Check each line below for the word "panel". How many have it? Answer with the number only.

§ DATA LISTING
------------------------------------
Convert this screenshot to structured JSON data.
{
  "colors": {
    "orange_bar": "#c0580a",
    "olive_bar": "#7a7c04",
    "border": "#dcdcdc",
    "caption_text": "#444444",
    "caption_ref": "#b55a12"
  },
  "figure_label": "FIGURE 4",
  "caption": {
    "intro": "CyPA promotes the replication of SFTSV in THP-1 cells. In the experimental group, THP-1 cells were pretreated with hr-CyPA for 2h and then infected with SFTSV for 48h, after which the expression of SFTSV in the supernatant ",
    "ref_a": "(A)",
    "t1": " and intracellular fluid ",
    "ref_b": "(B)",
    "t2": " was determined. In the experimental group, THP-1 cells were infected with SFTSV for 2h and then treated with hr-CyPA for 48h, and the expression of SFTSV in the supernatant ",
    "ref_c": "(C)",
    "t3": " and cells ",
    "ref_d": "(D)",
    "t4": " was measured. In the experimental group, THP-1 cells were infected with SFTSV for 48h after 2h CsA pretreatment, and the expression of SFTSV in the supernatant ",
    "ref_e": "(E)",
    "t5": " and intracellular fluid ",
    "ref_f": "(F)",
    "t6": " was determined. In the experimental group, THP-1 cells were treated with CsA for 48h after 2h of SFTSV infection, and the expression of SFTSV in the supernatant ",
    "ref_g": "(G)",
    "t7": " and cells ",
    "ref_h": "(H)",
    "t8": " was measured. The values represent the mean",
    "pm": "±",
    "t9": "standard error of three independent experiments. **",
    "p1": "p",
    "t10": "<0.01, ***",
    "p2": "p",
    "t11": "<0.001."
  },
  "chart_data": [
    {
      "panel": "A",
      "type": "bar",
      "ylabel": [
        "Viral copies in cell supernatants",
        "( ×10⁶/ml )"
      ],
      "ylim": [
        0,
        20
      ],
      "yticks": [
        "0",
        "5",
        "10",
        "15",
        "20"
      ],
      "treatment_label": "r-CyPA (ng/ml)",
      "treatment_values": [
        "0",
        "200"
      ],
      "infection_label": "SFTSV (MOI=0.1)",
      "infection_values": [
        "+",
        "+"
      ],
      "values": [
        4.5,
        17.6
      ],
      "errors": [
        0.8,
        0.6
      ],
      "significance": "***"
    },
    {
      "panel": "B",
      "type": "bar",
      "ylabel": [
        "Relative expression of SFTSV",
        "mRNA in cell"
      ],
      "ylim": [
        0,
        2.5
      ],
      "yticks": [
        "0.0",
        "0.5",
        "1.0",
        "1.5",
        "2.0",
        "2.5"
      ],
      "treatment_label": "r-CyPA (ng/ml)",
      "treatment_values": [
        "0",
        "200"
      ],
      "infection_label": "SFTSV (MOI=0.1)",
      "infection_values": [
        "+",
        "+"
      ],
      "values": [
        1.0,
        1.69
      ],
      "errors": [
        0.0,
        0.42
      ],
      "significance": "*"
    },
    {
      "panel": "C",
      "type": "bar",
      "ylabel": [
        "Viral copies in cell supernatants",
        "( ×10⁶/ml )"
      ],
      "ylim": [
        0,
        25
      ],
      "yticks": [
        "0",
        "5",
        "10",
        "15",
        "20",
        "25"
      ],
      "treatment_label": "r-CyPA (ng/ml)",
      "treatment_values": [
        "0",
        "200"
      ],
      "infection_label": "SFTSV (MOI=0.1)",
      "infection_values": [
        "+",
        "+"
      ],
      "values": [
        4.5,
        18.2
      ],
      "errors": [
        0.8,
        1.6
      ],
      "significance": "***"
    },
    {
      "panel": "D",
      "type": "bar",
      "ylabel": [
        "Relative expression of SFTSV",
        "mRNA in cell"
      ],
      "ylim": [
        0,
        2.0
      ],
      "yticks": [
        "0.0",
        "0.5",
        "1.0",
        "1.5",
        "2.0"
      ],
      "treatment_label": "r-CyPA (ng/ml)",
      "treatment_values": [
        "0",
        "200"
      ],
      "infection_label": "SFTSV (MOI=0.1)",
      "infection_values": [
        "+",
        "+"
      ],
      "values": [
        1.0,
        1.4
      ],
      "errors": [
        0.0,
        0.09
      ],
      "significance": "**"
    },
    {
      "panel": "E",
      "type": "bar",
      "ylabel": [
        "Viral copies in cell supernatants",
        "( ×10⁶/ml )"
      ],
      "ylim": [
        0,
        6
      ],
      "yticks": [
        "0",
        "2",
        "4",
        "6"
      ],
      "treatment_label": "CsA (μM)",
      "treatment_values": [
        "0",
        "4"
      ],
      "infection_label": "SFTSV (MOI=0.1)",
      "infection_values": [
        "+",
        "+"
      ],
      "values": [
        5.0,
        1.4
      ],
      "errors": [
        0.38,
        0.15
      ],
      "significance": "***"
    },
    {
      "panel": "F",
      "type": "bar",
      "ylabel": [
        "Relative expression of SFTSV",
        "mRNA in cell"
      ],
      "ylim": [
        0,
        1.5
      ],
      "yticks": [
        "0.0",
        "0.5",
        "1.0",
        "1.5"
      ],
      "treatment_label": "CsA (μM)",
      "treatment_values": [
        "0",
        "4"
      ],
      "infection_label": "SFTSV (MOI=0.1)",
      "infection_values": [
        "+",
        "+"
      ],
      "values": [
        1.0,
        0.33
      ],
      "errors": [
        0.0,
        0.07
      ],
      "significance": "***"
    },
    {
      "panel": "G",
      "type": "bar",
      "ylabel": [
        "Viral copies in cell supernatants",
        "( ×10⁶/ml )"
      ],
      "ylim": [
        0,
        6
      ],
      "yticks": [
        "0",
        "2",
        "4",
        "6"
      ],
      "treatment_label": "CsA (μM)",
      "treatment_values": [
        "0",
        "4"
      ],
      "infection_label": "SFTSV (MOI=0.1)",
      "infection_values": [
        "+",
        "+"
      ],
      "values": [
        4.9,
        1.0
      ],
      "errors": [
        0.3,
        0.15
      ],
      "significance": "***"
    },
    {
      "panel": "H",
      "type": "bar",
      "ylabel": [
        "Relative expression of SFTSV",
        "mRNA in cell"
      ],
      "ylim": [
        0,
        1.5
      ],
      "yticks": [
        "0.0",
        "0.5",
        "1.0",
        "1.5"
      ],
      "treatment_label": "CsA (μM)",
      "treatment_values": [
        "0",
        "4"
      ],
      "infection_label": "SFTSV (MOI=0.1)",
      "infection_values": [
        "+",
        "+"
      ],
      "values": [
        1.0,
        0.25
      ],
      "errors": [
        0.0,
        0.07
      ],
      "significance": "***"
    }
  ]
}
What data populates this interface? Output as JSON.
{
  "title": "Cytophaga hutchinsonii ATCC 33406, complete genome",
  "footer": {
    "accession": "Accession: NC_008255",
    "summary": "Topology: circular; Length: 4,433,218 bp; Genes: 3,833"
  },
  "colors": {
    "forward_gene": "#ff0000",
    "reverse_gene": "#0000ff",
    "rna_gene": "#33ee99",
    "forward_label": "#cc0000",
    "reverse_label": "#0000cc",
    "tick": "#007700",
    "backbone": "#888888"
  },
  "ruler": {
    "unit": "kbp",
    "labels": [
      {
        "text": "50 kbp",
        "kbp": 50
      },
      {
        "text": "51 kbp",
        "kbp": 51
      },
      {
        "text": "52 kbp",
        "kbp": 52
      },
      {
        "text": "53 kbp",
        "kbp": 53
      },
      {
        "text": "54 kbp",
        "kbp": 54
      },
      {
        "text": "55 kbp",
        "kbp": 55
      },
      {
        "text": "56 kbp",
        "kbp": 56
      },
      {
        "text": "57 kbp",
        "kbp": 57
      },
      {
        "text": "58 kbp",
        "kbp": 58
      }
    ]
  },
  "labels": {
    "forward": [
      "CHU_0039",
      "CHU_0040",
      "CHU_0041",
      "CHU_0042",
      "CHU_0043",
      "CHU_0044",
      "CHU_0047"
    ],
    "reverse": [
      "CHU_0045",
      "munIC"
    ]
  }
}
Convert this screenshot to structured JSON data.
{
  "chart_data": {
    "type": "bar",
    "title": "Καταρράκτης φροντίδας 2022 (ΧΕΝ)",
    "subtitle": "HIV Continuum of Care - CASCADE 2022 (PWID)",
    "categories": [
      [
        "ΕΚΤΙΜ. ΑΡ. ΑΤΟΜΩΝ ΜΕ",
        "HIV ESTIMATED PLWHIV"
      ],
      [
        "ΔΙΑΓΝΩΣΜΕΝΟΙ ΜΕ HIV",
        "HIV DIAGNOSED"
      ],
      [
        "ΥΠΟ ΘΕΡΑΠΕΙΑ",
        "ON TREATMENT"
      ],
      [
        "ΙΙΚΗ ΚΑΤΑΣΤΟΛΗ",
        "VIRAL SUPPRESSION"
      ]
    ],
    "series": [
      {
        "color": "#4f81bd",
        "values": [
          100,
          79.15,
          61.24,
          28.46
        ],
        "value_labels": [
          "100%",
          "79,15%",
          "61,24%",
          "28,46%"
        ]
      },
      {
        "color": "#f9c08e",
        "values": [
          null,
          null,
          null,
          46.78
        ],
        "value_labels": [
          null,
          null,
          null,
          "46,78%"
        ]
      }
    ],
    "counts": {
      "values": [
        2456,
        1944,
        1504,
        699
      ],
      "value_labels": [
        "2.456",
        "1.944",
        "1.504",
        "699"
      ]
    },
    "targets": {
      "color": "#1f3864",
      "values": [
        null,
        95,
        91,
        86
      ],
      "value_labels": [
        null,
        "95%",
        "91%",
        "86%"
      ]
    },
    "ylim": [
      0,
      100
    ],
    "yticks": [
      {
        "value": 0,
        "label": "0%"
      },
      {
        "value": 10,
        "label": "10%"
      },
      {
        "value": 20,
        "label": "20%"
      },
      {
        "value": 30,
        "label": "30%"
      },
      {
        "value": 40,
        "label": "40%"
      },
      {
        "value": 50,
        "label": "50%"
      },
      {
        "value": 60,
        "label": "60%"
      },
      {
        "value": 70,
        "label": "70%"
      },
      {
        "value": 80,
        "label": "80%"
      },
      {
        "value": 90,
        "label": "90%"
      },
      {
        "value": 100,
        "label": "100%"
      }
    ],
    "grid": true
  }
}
------------------------------------
§ SOLUTION TO THIS PROBLEM
8